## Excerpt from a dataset
********

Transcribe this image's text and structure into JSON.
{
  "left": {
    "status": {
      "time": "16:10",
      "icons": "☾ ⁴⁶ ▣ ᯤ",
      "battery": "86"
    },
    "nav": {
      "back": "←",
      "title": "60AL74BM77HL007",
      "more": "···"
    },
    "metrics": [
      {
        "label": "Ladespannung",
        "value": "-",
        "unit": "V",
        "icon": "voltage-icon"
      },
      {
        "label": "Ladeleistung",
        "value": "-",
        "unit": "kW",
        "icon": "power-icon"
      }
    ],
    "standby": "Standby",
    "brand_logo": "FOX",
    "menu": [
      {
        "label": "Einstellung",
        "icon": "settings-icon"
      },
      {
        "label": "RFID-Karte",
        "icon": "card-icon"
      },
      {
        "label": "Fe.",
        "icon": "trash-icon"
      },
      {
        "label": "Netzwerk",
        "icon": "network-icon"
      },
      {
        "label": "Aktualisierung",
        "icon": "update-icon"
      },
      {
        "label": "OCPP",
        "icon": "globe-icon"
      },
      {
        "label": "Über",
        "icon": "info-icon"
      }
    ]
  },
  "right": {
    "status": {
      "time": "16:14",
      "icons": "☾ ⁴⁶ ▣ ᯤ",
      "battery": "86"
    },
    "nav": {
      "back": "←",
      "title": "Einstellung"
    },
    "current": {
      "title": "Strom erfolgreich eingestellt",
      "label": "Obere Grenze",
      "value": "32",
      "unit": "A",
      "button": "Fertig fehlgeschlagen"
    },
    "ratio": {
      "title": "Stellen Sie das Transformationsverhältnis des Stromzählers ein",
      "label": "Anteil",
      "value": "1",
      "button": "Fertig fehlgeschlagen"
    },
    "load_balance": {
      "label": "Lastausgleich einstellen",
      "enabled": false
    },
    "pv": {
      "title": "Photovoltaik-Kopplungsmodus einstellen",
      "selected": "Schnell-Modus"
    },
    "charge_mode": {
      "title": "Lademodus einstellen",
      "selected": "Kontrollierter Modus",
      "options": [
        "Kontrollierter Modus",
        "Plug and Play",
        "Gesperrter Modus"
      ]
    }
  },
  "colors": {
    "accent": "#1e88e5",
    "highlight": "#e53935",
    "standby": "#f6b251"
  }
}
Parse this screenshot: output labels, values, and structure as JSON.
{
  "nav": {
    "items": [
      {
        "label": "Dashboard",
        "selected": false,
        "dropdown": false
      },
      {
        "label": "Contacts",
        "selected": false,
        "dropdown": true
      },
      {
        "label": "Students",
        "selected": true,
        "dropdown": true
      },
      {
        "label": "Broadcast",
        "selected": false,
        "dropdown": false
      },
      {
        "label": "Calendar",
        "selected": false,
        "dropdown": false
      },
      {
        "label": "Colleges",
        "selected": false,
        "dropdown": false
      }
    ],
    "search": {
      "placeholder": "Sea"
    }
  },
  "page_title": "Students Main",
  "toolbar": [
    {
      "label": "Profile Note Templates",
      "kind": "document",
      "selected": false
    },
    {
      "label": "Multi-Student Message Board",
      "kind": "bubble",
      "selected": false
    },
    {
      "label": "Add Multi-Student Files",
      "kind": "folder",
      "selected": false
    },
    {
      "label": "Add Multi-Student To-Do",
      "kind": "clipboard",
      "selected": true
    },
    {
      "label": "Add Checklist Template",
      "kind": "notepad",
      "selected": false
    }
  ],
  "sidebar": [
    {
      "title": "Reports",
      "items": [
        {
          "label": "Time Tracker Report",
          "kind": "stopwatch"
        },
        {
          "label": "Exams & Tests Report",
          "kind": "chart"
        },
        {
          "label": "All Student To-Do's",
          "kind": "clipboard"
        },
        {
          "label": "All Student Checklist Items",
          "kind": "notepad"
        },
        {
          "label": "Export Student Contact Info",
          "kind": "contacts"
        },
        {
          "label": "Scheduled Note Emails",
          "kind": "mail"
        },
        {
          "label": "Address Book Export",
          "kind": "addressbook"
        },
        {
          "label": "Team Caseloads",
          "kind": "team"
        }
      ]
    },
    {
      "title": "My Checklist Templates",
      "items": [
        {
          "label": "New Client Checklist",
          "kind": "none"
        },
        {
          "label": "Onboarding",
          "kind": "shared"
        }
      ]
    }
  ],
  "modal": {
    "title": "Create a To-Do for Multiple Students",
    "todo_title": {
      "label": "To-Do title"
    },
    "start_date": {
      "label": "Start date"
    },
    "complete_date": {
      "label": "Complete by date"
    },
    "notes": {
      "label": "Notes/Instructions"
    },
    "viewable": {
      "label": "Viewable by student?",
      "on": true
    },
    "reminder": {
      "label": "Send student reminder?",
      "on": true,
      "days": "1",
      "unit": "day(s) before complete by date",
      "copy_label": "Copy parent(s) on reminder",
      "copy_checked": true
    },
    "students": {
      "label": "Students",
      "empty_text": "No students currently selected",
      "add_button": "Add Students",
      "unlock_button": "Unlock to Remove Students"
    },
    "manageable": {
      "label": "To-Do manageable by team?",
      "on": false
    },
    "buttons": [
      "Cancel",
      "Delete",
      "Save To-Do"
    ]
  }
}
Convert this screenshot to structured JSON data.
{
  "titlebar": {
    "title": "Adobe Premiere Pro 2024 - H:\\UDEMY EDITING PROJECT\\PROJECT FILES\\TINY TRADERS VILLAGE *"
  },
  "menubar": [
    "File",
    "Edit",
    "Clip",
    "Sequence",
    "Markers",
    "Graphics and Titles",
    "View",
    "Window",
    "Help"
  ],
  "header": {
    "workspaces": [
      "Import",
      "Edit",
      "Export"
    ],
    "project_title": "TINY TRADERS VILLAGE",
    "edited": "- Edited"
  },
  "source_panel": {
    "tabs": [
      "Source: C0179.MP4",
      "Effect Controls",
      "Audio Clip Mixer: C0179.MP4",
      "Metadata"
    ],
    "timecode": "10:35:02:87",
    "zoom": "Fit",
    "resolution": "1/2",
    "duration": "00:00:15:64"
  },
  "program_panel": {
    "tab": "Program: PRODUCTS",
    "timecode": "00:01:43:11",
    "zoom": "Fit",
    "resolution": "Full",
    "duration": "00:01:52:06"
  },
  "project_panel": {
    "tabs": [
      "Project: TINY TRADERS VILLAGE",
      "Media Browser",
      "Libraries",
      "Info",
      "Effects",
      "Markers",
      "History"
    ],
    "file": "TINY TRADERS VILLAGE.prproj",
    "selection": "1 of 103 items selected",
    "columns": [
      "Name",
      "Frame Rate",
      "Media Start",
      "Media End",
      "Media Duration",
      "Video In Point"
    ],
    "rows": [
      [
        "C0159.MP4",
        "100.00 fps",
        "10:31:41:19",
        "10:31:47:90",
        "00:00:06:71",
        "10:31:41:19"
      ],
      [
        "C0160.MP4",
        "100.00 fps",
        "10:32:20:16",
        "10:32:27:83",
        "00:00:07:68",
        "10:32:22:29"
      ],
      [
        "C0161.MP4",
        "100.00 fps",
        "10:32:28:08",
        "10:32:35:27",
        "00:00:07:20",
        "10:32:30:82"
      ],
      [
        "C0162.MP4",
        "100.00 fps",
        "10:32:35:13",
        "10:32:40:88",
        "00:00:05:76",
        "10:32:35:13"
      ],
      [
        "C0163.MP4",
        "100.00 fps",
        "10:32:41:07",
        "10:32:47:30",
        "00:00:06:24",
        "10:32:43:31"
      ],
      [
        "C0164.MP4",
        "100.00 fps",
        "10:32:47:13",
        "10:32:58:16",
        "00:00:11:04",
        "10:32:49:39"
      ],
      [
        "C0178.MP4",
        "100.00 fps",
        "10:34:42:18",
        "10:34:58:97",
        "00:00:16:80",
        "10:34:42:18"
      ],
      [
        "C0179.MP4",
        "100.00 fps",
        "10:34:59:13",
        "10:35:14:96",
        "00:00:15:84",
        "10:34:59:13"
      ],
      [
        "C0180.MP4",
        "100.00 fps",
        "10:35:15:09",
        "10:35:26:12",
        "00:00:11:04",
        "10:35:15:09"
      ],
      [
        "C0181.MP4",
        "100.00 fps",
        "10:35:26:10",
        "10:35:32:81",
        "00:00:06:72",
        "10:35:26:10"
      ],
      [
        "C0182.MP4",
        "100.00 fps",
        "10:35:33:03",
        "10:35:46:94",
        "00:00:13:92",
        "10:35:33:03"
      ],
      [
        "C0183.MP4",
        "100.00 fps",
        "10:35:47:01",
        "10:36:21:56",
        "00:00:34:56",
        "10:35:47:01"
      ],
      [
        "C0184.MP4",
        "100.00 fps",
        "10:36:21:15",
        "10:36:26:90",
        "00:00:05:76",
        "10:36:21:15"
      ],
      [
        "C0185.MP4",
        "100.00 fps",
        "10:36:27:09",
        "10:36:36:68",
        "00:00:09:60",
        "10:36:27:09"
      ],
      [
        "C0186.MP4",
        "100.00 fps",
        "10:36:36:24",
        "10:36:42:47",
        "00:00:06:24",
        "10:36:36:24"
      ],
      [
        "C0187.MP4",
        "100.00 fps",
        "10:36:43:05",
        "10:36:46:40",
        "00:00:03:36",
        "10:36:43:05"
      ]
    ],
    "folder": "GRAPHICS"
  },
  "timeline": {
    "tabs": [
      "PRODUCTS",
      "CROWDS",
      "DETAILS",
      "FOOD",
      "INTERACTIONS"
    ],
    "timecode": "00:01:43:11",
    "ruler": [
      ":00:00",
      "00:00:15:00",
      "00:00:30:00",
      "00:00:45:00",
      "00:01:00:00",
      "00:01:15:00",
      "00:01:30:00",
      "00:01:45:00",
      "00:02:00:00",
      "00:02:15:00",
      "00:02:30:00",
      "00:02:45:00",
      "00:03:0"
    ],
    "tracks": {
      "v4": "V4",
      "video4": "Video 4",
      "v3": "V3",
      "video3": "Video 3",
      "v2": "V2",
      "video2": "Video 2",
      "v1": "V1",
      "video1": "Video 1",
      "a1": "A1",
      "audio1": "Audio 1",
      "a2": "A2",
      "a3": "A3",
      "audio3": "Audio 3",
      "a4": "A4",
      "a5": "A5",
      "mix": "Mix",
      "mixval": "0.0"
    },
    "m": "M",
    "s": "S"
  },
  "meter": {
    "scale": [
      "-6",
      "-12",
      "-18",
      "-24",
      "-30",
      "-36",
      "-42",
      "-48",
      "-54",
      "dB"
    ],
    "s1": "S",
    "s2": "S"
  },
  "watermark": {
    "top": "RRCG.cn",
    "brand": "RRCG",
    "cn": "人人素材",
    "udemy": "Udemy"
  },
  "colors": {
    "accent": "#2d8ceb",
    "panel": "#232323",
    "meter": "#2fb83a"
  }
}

********

## EXERCISE
State the number of lines that contain the string "this", with no other words.

## RESPONSE BELOW
3